— begin —

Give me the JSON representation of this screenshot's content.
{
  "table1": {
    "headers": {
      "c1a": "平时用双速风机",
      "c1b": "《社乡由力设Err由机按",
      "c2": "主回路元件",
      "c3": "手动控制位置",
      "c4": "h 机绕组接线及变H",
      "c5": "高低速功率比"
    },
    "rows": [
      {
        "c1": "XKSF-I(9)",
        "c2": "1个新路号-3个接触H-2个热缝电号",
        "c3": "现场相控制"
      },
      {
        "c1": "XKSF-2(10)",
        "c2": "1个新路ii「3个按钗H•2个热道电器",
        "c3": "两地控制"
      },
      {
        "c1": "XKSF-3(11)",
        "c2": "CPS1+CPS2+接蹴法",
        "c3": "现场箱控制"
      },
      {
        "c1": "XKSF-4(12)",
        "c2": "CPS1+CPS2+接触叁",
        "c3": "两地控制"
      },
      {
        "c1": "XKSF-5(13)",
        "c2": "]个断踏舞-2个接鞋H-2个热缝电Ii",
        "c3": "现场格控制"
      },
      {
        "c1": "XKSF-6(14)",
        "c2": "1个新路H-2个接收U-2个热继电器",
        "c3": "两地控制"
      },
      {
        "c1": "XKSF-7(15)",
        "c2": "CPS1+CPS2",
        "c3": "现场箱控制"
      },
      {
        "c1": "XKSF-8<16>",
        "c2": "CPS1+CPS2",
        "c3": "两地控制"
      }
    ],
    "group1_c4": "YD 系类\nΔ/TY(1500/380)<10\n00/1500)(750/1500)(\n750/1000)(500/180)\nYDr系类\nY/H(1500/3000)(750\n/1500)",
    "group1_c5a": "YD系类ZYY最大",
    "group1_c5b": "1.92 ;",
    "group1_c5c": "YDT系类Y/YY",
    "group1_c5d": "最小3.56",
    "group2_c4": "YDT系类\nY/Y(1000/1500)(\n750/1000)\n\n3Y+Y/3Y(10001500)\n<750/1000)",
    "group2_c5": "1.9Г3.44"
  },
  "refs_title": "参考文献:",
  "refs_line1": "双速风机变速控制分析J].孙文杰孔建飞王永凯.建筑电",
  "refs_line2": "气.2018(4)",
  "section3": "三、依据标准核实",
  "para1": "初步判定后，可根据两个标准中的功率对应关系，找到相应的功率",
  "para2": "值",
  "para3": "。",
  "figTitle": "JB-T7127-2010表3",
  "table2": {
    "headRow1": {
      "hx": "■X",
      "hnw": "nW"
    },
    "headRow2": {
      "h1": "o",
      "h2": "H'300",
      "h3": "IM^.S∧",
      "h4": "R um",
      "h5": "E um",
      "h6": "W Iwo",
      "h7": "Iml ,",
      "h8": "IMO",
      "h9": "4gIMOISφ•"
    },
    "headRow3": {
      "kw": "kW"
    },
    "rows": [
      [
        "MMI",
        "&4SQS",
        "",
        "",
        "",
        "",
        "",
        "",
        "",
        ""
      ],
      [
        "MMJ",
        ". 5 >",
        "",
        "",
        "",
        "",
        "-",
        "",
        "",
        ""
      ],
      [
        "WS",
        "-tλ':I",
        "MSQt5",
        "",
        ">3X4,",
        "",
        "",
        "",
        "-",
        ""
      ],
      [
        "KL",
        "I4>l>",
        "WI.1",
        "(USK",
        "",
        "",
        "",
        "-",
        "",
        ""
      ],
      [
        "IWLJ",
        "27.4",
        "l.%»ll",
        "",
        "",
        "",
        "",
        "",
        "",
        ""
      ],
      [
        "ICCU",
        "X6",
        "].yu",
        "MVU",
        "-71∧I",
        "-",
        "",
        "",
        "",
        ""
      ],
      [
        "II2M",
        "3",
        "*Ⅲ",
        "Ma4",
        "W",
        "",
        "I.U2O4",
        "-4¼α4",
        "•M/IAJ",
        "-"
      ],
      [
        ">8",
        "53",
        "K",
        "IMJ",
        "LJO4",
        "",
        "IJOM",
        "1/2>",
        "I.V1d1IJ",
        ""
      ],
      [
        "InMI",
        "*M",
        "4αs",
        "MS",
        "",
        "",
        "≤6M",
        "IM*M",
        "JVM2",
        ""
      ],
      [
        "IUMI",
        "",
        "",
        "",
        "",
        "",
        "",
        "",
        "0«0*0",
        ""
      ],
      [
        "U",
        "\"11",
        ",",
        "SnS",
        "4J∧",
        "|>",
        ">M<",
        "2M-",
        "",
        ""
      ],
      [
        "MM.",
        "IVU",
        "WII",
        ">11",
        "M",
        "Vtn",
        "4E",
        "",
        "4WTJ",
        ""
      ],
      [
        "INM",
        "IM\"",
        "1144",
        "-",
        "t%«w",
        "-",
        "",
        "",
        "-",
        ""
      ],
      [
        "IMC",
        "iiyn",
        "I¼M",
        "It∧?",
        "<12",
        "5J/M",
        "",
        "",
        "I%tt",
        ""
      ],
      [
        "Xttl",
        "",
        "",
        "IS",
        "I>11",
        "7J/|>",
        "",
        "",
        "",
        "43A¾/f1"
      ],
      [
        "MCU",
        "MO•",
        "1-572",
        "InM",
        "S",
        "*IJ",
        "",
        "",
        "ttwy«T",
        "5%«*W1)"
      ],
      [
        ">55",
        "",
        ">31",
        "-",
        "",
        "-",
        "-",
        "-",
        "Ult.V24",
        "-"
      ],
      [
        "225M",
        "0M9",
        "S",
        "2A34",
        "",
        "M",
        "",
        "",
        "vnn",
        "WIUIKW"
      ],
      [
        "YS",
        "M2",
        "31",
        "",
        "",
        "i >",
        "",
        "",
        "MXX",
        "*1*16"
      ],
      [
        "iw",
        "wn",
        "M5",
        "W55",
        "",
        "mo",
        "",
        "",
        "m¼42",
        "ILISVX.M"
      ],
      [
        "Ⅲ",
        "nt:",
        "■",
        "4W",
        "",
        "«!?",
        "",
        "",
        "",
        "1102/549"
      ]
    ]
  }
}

— end —

PROMPT:
Each line of the listing should be copied exactly.

OUTPUT BELOW:
Give me the JSON representation of this screenshot's content.
{
  "table1": {
    "headers": {
      "c1a": "平时用双速风机",
      "c1b": "《社乡由力设Err由机按",
      "c2": "主回路元件",
      "c3": "手动控制位置",
      "c4": "h 机绕组接线及变H",
      "c5": "高低速功率比"
    },
    "rows": [
      {
        "c1": "XKSF-I(9)",
        "c2": "1个新路号-3个接触H-2个热缝电号",
        "c3": "现场相控制"
      },
      {
        "c1": "XKSF-2(10)",
        "c2": "1个新路ii「3个按钗H•2个热道电器",
        "c3": "两地控制"
      },
      {
        "c1": "XKSF-3(11)",
        "c2": "CPS1+CPS2+接蹴法",
        "c3": "现场箱控制"
      },
      {
        "c1": "XKSF-4(12)",
        "c2": "CPS1+CPS2+接触叁",
        "c3": "两地控制"
      },
      {
        "c1": "XKSF-5(13)",
        "c2": "]个断踏舞-2个接鞋H-2个热缝电Ii",
        "c3": "现场格控制"
      },
      {
        "c1": "XKSF-6(14)",
        "c2": "1个新路H-2个接收U-2个热继电器",
        "c3": "两地控制"
      },
      {
        "c1": "XKSF-7(15)",
        "c2": "CPS1+CPS2",
        "c3": "现场箱控制"
      },
      {
        "c1": "XKSF-8<16>",
        "c2": "CPS1+CPS2",
        "c3": "两地控制"
      }
    ],
    "group1_c4": "YD 系类\nΔ/TY(1500/380)<10\n00/1500)(750/1500)(\n750/1000)(500/180)\nYDr系类\nY/H(1500/3000)(750\n/1500)",
    "group1_c5a": "YD系类ZYY最大",
    "group1_c5b": "1.92 ;",
    "group1_c5c": "YDT系类Y/YY",
    "group1_c5d": "最小3.56",
    "group2_c4": "YDT系类\nY/Y(1000/1500)(\n750/1000)\n\n3Y+Y/3Y(10001500)\n<750/1000)",
    "group2_c5": "1.9Г3.44"
  },
  "refs_title": "参考文献:",
  "refs_line1": "双速风机变速控制分析J].孙文杰孔建飞王永凯.建筑电",
  "refs_line2": "气.2018(4)",
  "section3": "三、依据标准核实",
  "para1": "初步判定后，可根据两个标准中的功率对应关系，找到相应的功率",
  "para2": "值",
  "para3": "。",
  "figTitle": "JB-T7127-2010表3",
  "table2": {
    "headRow1": {
      "hx": "■X",
      "hnw": "nW"
    },
    "headRow2": {
      "h1": "o",
      "h2": "H'300",
      "h3": "IM^.S∧",
      "h4": "R um",
      "h5": "E um",
      "h6": "W Iwo",
      "h7": "Iml ,",
      "h8": "IMO",
      "h9": "4gIMOISφ•"
    },
    "headRow3": {
      "kw": "kW"
    },
    "rows": [
      [
        "MMI",
        "&4SQS",
        "",
        "",
        "",
        "",
        "",
        "",
        "",
        ""
      ],
      [
        "MMJ",
        ". 5 >",
        "",
        "",
        "",
        "",
        "-",
        "",
        "",
        ""
      ],
      [
        "WS",
        "-tλ':I",
        "MSQt5",
        "",
        ">3X4,",
        "",
        "",
        "",
        "-",
        ""
      ],
      [
        "KL",
        "I4>l>",
        "WI.1",
        "(USK",
        "",
        "",
        "",
        "-",
        "",
        ""
      ],
      [
        "IWLJ",
        "27.4",
        "l.%»ll",
        "",
        "",
        "",
        "",
        "",
        "",
        ""
      ],
      [
        "ICCU",
        "X6",
        "].yu",
        "MVU",
        "-71∧I",
        "-",
        "",
        "",
        "",
        ""
      ],
      [
        "II2M",
        "3",
        "*Ⅲ",
        "Ma4",
        "W",
        "",
        "I.U2O4",
        "-4¼α4",
        "•M/IAJ",
        "-"
      ],
      [
        ">8",
        "53",
        "K",
        "IMJ",
        "LJO4",
        "",
        "IJOM",
        "1/2>",
        "I.V1d1IJ",
        ""
      ],
      [
        "InMI",
        "*M",
        "4αs",
        "MS",
        "",
        "",
        "≤6M",
        "IM*M",
        "JVM2",
        ""
      ],
      [
        "IUMI",
        "",
        "",
        "",
        "",
        "",
        "",
        "",
        "0«0*0",
        ""
      ],
      [
        "U",
        "\"11",
        ",",
        "SnS",
        "4J∧",
        "|>",
        ">M<",
        "2M-",
        "",
        ""
      ],
      [
        "MM.",
        "IVU",
        "WII",
        ">11",
        "M",
        "Vtn",
        "4E",
        "",
        "4WTJ",
        ""
      ],
      [
        "INM",
        "IM\"",
        "1144",
        "-",
        "t%«w",
        "-",
        "",
        "",
        "-",
        ""
      ],
      [
        "IMC",
        "iiyn",
        "I¼M",
        "It∧?",
        "<12",
        "5J/M",
        "",
        "",
        "I%tt",
        ""
      ],
      [
        "Xttl",
        "",
        "",
        "IS",
        "I>11",
        "7J/|>",
        "",
        "",
        "",
        "43A¾/f1"
      ],
      [
        "MCU",
        "MO•",
        "1-572",
        "InM",
        "S",
        "*IJ",
        "",
        "",
        "ttwy«T",
        "5%«*W1)"
      ],
      [
        ">55",
        "",
        ">31",
        "-",
        "",
        "-",
        "-",
        "-",
        "Ult.V24",
        "-"
      ],
      [
        "225M",
        "0M9",
        "S",
        "2A34",
        "",
        "M",
        "",
        "",
        "vnn",
        "WIUIKW"
      ],
      [
        "YS",
        "M2",
        "31",
        "",
        "",
        "i >",
        "",
        "",
        "MXX",
        "*1*16"
      ],
      [
        "iw",
        "wn",
        "M5",
        "W55",
        "",
        "mo",
        "",
        "",
        "m¼42",
        "ILISVX.M"
      ],
      [
        "Ⅲ",
        "nt:",
        "■",
        "4W",
        "",
        "«!?",
        "",
        "",
        "",
        "1102/549"
      ]
    ]
  }
}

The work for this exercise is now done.